● **What is expected**:
Select all lines with the string "политики" in them, and copy those lines.

● **Exercise data**:
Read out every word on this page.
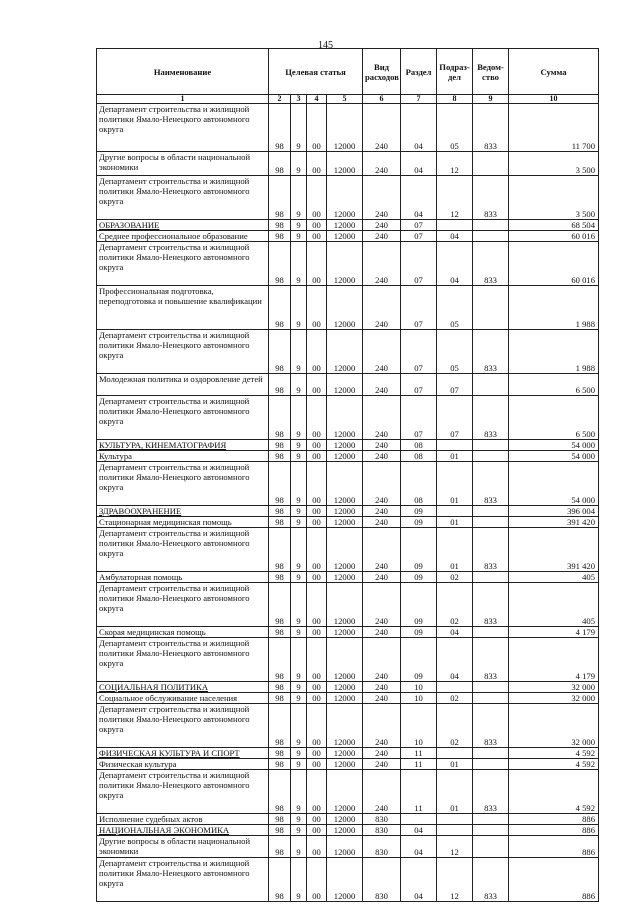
145
Наименование	Целевая статья				Вид расходов	Раздел	Подраз-дел	Ведом-ство	Сумма
1	2	3	4	5	6	7	8	9	10
Департамент строительства и жилищной политики Ямало-Ненецкого автономного округа	98	9	00	12000	240	04	05	833	11 700
Другие вопросы в области национальной экономики	98	9	00	12000	240	04	12		3 500
Департамент строительства и жилищной политики Ямало-Ненецкого автономного округа	98	9	00	12000	240	04	12	833	3 500
ОБРАЗОВАНИЕ	98	9	00	12000	240	07			68 504
Среднее профессиональное образование	98	9	00	12000	240	07	04		60 016
Департамент строительства и жилищной политики Ямало-Ненецкого автономного округа	98	9	00	12000	240	07	04	833	60 016
Профессиональная подготовка, переподготовка и повышение квалификации	98	9	00	12000	240	07	05		1 988
Департамент строительства и жилищной политики Ямало-Ненецкого автономного округа	98	9	00	12000	240	07	05	833	1 988
Молодежная политика и оздоровление детей	98	9	00	12000	240	07	07		6 500
Департамент строительства и жилищной политики Ямало-Ненецкого автономного округа	98	9	00	12000	240	07	07	833	6 500
КУЛЬТУРА, КИНЕМАТОГРАФИЯ	98	9	00	12000	240	08			54 000
Культура	98	9	00	12000	240	08	01		54 000
Департамент строительства и жилищной политики Ямало-Ненецкого автономного округа	98	9	00	12000	240	08	01	833	54 000
ЗДРАВООХРАНЕНИЕ	98	9	00	12000	240	09			396 004
Стационарная медицинская помощь	98	9	00	12000	240	09	01		391 420
Департамент строительства и жилищной политики Ямало-Ненецкого автономного округа	98	9	00	12000	240	09	01	833	391 420
Амбулаторная помощь	98	9	00	12000	240	09	02		405
Департамент строительства и жилищной политики Ямало-Ненецкого автономного округа	98	9	00	12000	240	09	02	833	405
Скорая медицинская помощь	98	9	00	12000	240	09	04		4 179
Департамент строительства и жилищной политики Ямало-Ненецкого автономного округа	98	9	00	12000	240	09	04	833	4 179
СОЦИАЛЬНАЯ ПОЛИТИКА	98	9	00	12000	240	10			32 000
Социальное обслуживание населения	98	9	00	12000	240	10	02		32 000
Департамент строительства и жилищной политики Ямало-Ненецкого автономного округа	98	9	00	12000	240	10	02	833	32 000
ФИЗИЧЕСКАЯ КУЛЬТУРА И СПОРТ	98	9	00	12000	240	11			4 592
Физическая культура	98	9	00	12000	240	11	01		4 592
Департамент строительства и жилищной политики Ямало-Ненецкого автономного округа	98	9	00	12000	240	11	01	833	4 592
Исполнение судебных актов	98	9	00	12000	830				886
НАЦИОНАЛЬНАЯ ЭКОНОМИКА	98	9	00	12000	830	04			886
Другие вопросы в области национальной экономики	98	9	00	12000	830	04	12		886
Департамент строительства и жилищной политики Ямало-Ненецкого автономного округа	98	9	00	12000	830	04	12	833	886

● **Answer to the problem**:
Департамент строительства и жилищной политики Ямало-Ненецкого автономного округа	98	9	00	12000	240	04	05	833	11 700
Департамент строительства и жилищной политики Ямало-Ненецкого автономного округа	98	9	00	12000	240	04	12	833	3 500
Департамент строительства и жилищной политики Ямало-Ненецкого автономного округа	98	9	00	12000	240	07	04	833	60 016
Департамент строительства и жилищной политики Ямало-Ненецкого автономного округа	98	9	00	12000	240	07	05	833	1 988
Департамент строительства и жилищной политики Ямало-Ненецкого автономного округа	98	9	00	12000	240	07	07	833	6 500
Департамент строительства и жилищной политики Ямало-Ненецкого автономного округа	98	9	00	12000	240	08	01	833	54 000
Департамент строительства и жилищной политики Ямало-Ненецкого автономного округа	98	9	00	12000	240	09	01	833	391 420
Департамент строительства и жилищной политики Ямало-Ненецкого автономного округа	98	9	00	12000	240	09	02	833	405
Департамент строительства и жилищной политики Ямало-Ненецкого автономного округа	98	9	00	12000	240	09	04	833	4 179
Департамент строительства и жилищной политики Ямало-Ненецкого автономного округа	98	9	00	12000	240	10	02	833	32 000
Департамент строительства и жилищной политики Ямало-Ненецкого автономного округа	98	9	00	12000	240	11	01	833	4 592
Департамент строительства и жилищной политики Ямало-Ненецкого автономного округа	98	9	00	12000	830	04	12	833	886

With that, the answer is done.